• What to do
1. According to the Vuex text below, why should components read state through getter methods rather than directly through this.$store.state? Answer in one to three sentences.
2. Continue the text on Vuex state, mutations and actions from the point where it stops.

══ Text provided

Although the state is available directly as an object from any component (via this.$store.state), the preferred method is to access them via Getter methods instead so that the data can be combined, formatted or otherwise transformed before being returned.

Mutations & Actions

Mutations and actions are more confusing as at first glance it seems that only mutations are necessary and actions are just a pointless extra layer. However the logic behind this decision is that mutations directly and synchronously (instantly) change state and have no other side-effects, whereas actions can be dispatched asynchronously, but cannot manipulate state directly, they can only commit mutations. See some comments by Evan on these design decisions here and this example of migrating a simple Vue app to Vuex.

In summary, mutations can be called directly by component, e.g. this.$store.commit(SOME_MUTATATION, options), but should only be done if it's synchronous code calling it. Usually a mutation is done in response to some asynchronous result which would be in the form of a dispatched action. The actions contain asynchronous code and may commit one or more mutations at some point in the future, they can also have other side-effects such as triggering events or updating interface items.

════
══ Entries provided

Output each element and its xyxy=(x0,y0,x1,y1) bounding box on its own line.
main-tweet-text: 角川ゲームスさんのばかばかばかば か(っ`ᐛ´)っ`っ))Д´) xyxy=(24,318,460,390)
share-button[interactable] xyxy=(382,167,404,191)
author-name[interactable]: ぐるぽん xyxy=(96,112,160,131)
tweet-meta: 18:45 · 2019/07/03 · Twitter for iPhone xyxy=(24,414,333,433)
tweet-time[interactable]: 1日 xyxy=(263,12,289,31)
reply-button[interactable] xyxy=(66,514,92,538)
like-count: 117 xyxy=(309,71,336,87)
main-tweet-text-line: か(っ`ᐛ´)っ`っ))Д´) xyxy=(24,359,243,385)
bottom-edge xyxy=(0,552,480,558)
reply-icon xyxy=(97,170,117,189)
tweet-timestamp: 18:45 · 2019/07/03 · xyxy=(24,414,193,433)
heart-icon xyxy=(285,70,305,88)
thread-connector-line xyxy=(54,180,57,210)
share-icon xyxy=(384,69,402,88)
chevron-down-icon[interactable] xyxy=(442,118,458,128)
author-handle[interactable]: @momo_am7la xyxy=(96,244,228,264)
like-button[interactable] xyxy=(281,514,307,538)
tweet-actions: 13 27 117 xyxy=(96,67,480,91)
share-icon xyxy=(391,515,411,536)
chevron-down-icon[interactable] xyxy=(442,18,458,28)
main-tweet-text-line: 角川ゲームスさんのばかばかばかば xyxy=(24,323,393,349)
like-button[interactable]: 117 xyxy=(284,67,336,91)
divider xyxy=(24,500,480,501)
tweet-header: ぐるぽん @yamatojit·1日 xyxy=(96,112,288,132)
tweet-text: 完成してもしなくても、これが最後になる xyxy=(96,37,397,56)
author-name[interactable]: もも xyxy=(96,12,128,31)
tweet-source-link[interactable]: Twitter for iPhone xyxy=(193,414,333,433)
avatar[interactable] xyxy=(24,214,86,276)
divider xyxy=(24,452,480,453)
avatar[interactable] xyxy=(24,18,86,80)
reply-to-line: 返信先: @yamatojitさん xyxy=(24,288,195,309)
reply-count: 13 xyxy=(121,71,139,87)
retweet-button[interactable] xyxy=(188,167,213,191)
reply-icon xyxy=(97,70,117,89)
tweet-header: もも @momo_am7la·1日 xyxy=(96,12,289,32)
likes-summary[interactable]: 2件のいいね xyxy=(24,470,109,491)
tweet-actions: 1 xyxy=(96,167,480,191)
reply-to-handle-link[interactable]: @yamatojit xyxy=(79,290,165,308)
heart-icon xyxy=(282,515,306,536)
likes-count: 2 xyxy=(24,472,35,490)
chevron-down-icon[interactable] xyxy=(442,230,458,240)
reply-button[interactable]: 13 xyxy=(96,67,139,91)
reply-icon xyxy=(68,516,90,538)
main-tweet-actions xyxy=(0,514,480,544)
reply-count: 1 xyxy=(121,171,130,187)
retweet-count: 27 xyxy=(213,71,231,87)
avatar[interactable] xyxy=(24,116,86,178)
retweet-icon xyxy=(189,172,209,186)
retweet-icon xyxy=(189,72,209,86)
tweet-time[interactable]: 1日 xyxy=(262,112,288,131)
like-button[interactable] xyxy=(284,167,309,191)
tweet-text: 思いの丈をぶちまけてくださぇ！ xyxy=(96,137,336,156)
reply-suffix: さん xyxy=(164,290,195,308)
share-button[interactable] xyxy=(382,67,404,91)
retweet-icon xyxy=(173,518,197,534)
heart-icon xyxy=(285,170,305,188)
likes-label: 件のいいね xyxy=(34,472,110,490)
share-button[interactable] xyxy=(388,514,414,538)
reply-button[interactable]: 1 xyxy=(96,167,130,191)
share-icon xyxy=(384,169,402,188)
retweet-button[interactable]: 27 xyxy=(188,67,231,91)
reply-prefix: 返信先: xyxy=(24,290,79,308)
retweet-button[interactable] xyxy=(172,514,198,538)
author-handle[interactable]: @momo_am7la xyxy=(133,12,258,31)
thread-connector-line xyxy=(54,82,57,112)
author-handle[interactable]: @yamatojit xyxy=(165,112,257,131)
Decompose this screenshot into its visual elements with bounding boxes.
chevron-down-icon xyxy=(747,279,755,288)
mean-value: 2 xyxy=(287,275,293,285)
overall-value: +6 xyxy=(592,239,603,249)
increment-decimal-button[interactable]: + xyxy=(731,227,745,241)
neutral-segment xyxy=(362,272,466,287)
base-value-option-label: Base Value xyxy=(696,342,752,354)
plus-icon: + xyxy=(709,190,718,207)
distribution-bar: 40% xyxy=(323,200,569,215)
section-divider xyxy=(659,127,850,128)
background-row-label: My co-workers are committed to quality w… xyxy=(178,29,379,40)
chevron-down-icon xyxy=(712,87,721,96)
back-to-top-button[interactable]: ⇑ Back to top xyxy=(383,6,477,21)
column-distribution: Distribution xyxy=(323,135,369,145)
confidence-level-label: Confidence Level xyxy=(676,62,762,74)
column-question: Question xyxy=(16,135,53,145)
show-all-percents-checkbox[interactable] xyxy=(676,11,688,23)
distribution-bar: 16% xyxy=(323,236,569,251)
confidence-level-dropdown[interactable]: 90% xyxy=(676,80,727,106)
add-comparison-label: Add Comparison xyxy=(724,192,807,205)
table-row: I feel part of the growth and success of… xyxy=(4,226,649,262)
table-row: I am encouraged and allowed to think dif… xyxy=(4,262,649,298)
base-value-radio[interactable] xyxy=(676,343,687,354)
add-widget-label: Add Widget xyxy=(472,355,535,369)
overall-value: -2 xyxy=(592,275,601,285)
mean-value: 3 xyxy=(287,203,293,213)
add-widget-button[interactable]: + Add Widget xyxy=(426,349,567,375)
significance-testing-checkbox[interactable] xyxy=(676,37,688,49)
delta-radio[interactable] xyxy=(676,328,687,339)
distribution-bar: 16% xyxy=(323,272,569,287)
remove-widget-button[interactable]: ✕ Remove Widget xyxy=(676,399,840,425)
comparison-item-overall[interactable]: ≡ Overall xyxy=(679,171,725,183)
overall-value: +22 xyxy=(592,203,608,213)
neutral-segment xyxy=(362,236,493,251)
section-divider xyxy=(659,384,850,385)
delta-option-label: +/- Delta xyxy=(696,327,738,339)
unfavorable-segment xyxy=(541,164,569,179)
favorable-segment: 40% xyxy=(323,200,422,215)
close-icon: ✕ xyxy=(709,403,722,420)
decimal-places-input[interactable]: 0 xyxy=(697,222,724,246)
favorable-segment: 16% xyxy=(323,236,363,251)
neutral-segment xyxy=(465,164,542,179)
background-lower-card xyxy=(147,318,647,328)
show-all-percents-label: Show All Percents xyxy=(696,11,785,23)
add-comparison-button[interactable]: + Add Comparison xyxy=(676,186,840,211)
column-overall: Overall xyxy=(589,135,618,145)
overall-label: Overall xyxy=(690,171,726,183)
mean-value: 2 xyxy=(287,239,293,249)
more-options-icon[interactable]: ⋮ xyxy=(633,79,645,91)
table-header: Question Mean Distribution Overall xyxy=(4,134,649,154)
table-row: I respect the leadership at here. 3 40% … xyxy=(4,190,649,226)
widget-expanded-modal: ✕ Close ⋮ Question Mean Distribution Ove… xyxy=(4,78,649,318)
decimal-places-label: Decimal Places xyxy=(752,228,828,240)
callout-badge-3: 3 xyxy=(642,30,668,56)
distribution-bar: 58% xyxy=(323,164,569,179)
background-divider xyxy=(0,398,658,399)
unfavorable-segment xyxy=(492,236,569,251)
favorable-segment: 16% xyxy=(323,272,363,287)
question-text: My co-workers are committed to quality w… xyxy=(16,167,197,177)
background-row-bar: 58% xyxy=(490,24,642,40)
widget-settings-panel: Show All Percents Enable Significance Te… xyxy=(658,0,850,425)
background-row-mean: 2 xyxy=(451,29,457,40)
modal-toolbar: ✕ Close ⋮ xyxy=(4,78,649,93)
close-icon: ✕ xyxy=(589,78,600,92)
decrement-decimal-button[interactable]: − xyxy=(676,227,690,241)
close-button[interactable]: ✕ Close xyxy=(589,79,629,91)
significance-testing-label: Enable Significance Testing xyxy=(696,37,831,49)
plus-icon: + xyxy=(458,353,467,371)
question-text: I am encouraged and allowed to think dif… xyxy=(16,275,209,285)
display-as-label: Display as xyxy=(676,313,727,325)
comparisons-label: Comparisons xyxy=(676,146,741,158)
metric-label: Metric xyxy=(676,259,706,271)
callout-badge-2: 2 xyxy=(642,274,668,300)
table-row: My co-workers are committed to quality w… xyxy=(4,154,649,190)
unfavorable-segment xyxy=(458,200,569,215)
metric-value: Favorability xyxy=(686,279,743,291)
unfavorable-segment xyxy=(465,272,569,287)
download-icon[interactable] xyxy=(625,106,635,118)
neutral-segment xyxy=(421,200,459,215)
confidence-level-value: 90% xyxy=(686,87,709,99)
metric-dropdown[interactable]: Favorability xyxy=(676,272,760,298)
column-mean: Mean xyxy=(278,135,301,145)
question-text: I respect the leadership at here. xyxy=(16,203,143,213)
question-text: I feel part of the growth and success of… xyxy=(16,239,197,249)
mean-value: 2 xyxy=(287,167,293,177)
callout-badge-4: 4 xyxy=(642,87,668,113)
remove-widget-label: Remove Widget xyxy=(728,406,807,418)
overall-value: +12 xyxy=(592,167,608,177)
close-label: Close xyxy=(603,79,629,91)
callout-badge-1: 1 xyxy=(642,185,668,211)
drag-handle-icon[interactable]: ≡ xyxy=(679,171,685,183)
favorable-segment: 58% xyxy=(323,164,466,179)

════

• Exercise answers
1. Getter methods let the data be combined, formatted or otherwise transformed before it is returned. State can be reached directly as an object from any component, but going through getters allows that processing first.

2.
Another good way of looking at mutations compared to actions, is that mutations don't contain any business logic, they're solely concerned with changing the state. While actions never touch the state and are all about business logic and which mutation(s) the logic leads to.

Database schemas and querying

MongoDB is a document modelled database not a relational model, see Thinking documents for an intro to the differences.

The most basic type of query is approached the same way, where we can ask for a set of documents (rows) from a collection (table) that fit a certain simple criteria of various properties (columns) being equal to a certain value. For simple queries involving operators other than the default equality operator, query selectors are used. For controlling returned fields, we need to use the feathers-mongoose $select syntax rather than using the Mongo/Mongoose projection parameter (also note that our schema data types use the Mongoose syntax).

For more complex querying requirements, Mongo (and most NoSQL databases) offer the map/reduce pattern, but Mongo also has a mechanism called the aggregation pipeline which allows queries to be "piped" together UNIX style, there are many operators available including map and reduce (good introductory tutorial here). This allows the construction of arbitrarily complex queries involving any number of collections which is Mongo's answer to the missing SQL join functionality.

Unfortunately, the aggregation pipeline is not available to feathers-mongoose services because it's designed to be a generic database abstraction layer that allows different databases to be easily switched in and out with minimal changes to the code. Feathers is extremely flexible though and its default functionality can be overridden to give access to the aggregation pipleline.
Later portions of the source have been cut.